[Items listed in a dataset]
====
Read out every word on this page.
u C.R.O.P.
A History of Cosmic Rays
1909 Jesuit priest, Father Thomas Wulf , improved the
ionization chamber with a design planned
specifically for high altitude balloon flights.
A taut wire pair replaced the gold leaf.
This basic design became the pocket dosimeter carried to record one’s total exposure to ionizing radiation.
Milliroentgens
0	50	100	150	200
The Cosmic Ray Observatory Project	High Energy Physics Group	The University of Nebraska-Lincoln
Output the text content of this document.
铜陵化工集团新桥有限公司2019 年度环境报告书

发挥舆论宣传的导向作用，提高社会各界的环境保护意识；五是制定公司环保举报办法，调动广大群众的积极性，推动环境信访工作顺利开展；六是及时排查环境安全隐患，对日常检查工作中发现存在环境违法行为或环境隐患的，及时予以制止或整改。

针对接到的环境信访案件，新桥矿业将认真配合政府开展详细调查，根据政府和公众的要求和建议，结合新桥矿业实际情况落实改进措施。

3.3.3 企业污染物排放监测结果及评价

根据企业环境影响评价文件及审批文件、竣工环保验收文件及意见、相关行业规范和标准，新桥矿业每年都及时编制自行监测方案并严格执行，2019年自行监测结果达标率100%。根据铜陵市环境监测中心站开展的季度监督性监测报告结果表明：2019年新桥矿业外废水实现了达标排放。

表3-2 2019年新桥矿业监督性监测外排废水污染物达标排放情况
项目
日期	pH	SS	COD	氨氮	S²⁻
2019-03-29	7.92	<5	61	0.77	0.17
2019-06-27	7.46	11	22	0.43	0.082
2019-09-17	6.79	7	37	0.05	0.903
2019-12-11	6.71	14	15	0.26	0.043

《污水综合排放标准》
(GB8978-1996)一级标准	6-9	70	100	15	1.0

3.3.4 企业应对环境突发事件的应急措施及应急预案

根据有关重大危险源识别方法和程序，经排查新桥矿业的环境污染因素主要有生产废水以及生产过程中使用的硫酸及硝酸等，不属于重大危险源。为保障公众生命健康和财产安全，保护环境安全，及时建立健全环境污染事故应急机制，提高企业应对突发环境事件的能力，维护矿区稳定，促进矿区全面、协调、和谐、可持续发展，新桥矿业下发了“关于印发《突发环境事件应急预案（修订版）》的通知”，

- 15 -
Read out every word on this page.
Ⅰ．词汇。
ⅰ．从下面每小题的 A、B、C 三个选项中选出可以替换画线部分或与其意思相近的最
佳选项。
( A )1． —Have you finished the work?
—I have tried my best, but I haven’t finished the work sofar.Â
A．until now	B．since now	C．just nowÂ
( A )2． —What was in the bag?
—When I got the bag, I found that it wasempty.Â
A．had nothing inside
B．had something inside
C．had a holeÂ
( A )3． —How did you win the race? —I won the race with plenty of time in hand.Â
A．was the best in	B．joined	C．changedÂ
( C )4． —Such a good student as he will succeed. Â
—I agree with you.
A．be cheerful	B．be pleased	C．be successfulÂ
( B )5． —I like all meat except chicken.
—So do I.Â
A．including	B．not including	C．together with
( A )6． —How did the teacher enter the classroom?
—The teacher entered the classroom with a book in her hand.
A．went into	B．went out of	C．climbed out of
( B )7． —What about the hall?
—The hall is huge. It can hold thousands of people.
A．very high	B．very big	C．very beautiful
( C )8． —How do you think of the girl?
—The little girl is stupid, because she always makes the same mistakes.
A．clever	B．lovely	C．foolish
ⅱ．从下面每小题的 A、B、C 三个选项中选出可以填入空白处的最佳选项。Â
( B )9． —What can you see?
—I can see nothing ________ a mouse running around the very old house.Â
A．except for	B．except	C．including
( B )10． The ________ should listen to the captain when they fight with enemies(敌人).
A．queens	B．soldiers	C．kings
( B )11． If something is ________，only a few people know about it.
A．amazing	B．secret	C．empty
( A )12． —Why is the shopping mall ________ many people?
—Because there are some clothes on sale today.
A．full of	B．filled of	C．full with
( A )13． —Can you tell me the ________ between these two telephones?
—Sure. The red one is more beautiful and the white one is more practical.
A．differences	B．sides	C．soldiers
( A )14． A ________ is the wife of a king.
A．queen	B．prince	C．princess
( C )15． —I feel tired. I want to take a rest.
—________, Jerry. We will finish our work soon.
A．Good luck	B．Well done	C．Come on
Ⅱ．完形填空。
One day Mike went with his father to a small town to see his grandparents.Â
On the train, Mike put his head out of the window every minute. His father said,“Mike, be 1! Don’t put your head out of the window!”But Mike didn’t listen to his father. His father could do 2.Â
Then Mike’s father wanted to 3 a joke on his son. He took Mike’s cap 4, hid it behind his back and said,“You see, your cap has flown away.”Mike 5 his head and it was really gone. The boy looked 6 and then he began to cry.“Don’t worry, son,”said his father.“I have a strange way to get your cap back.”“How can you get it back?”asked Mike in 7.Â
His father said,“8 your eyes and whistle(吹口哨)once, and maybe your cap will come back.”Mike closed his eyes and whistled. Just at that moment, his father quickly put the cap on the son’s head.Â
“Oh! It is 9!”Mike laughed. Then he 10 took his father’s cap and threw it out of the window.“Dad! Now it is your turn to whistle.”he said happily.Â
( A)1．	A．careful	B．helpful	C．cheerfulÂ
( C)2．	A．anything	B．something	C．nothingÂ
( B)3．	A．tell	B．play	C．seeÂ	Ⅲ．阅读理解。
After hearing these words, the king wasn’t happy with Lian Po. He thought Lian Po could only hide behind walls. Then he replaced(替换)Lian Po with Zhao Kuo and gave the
====
■ **What you have to do**
Set down each entry again, unchanged.

■ **Exercise solution**
Read out every word on this page.
u C.R.O.P.
A History of Cosmic Rays
1909 Jesuit priest, Father Thomas Wulf , improved the
ionization chamber with a design planned
specifically for high altitude balloon flights.
A taut wire pair replaced the gold leaf.
This basic design became the pocket dosimeter carried to record one’s total exposure to ionizing radiation.
Milliroentgens
0	50	100	150	200
The Cosmic Ray Observatory Project	High Energy Physics Group	The University of Nebraska-Lincoln
Output the text content of this document.
铜陵化工集团新桥有限公司2019 年度环境报告书

发挥舆论宣传的导向作用，提高社会各界的环境保护意识；五是制定公司环保举报办法，调动广大群众的积极性，推动环境信访工作顺利开展；六是及时排查环境安全隐患，对日常检查工作中发现存在环境违法行为或环境隐患的，及时予以制止或整改。

针对接到的环境信访案件，新桥矿业将认真配合政府开展详细调查，根据政府和公众的要求和建议，结合新桥矿业实际情况落实改进措施。

3.3.3 企业污染物排放监测结果及评价

根据企业环境影响评价文件及审批文件、竣工环保验收文件及意见、相关行业规范和标准，新桥矿业每年都及时编制自行监测方案并严格执行，2019年自行监测结果达标率100%。根据铜陵市环境监测中心站开展的季度监督性监测报告结果表明：2019年新桥矿业外废水实现了达标排放。

表3-2 2019年新桥矿业监督性监测外排废水污染物达标排放情况
项目
日期	pH	SS	COD	氨氮	S²⁻
2019-03-29	7.92	<5	61	0.77	0.17
2019-06-27	7.46	11	22	0.43	0.082
2019-09-17	6.79	7	37	0.05	0.903
2019-12-11	6.71	14	15	0.26	0.043

《污水综合排放标准》
(GB8978-1996)一级标准	6-9	70	100	15	1.0

3.3.4 企业应对环境突发事件的应急措施及应急预案

根据有关重大危险源识别方法和程序，经排查新桥矿业的环境污染因素主要有生产废水以及生产过程中使用的硫酸及硝酸等，不属于重大危险源。为保障公众生命健康和财产安全，保护环境安全，及时建立健全环境污染事故应急机制，提高企业应对突发环境事件的能力，维护矿区稳定，促进矿区全面、协调、和谐、可持续发展，新桥矿业下发了“关于印发《突发环境事件应急预案（修订版）》的通知”，

- 15 -
Read out every word on this page.
Ⅰ．词汇。
ⅰ．从下面每小题的 A、B、C 三个选项中选出可以替换画线部分或与其意思相近的最
佳选项。
( A )1． —Have you finished the work?
—I have tried my best, but I haven’t finished the work sofar.Â
A．until now	B．since now	C．just nowÂ
( A )2． —What was in the bag?
—When I got the bag, I found that it wasempty.Â
A．had nothing inside
B．had something inside
C．had a holeÂ
( A )3． —How did you win the race? —I won the race with plenty of time in hand.Â
A．was the best in	B．joined	C．changedÂ
( C )4． —Such a good student as he will succeed. Â
—I agree with you.
A．be cheerful	B．be pleased	C．be successfulÂ
( B )5． —I like all meat except chicken.
—So do I.Â
A．including	B．not including	C．together with
( A )6． —How did the teacher enter the classroom?
—The teacher entered the classroom with a book in her hand.
A．went into	B．went out of	C．climbed out of
( B )7． —What about the hall?
—The hall is huge. It can hold thousands of people.
A．very high	B．very big	C．very beautiful
( C )8． —How do you think of the girl?
—The little girl is stupid, because she always makes the same mistakes.
A．clever	B．lovely	C．foolish
ⅱ．从下面每小题的 A、B、C 三个选项中选出可以填入空白处的最佳选项。Â
( B )9． —What can you see?
—I can see nothing ________ a mouse running around the very old house.Â
A．except for	B．except	C．including
( B )10． The ________ should listen to the captain when they fight with enemies(敌人).
A．queens	B．soldiers	C．kings
( B )11． If something is ________，only a few people know about it.
A．amazing	B．secret	C．empty
( A )12． —Why is the shopping mall ________ many people?
—Because there are some clothes on sale today.
A．full of	B．filled of	C．full with
( A )13． —Can you tell me the ________ between these two telephones?
—Sure. The red one is more beautiful and the white one is more practical.
A．differences	B．sides	C．soldiers
( A )14． A ________ is the wife of a king.
A．queen	B．prince	C．princess
( C )15． —I feel tired. I want to take a rest.
—________, Jerry. We will finish our work soon.
A．Good luck	B．Well done	C．Come on
Ⅱ．完形填空。
One day Mike went with his father to a small town to see his grandparents.Â
On the train, Mike put his head out of the window every minute. His father said,“Mike, be 1! Don’t put your head out of the window!”But Mike didn’t listen to his father. His father could do 2.Â
Then Mike’s father wanted to 3 a joke on his son. He took Mike’s cap 4, hid it behind his back and said,“You see, your cap has flown away.”Mike 5 his head and it was really gone. The boy looked 6 and then he began to cry.“Don’t worry, son,”said his father.“I have a strange way to get your cap back.”“How can you get it back?”asked Mike in 7.Â
His father said,“8 your eyes and whistle(吹口哨)once, and maybe your cap will come back.”Mike closed his eyes and whistled. Just at that moment, his father quickly put the cap on the son’s head.Â
“Oh! It is 9!”Mike laughed. Then he 10 took his father’s cap and threw it out of the window.“Dad! Now it is your turn to whistle.”he said happily.Â
( A)1．	A．careful	B．helpful	C．cheerfulÂ
( C)2．	A．anything	B．something	C．nothingÂ
( B)3．	A．tell	B．play	C．seeÂ	Ⅲ．阅读理解。
After hearing these words, the king wasn’t happy with Lian Po. He thought Lian Po could only hide behind walls. Then he replaced(替换)Lian Po with Zhao Kuo and gave the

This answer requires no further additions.